* [EXERCISE REQUIREMENTS] Every entry below should be printed exactly, without its images.

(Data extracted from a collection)
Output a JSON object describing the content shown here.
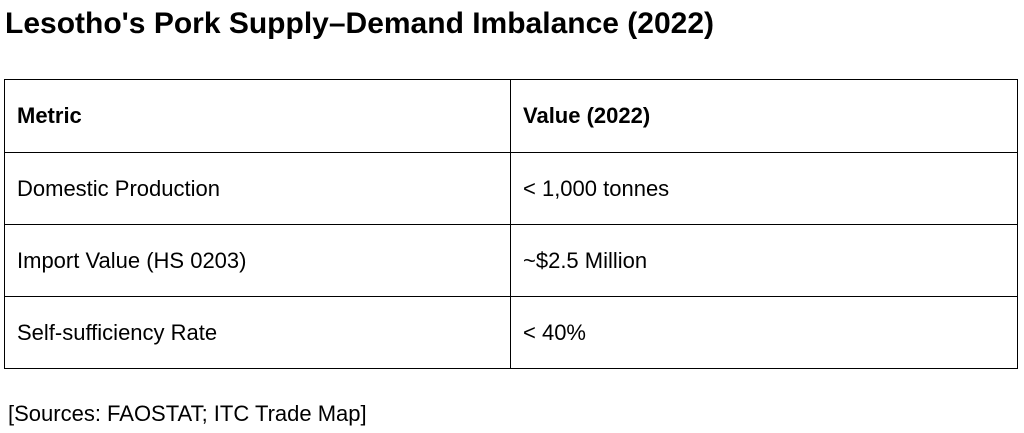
{
  "title": "Lesotho's Pork Supply–Demand Imbalance (2022)",
  "table": {
    "headers": [
      "Metric",
      "Value (2022)"
    ],
    "rows": [
      [
        "Domestic Production",
        "< 1,000 tonnes"
      ],
      [
        "Import Value (HS 0203)",
        "~$2.5 Million"
      ],
      [
        "Self-sufficiency Rate",
        "< 40%"
      ]
    ]
  },
  "sources": "[Sources: FAOSTAT; ITC Trade Map]"
}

* [RESPONSE]
Output a JSON object describing the content shown here.
{
  "title": "Lesotho's Pork Supply–Demand Imbalance (2022)",
  "table": {
    "headers": [
      "Metric",
      "Value (2022)"
    ],
    "rows": [
      [
        "Domestic Production",
        "< 1,000 tonnes"
      ],
      [
        "Import Value (HS 0203)",
        "~$2.5 Million"
      ],
      [
        "Self-sufficiency Rate",
        "< 40%"
      ]
    ]
  },
  "sources": "[Sources: FAOSTAT; ITC Trade Map]"
}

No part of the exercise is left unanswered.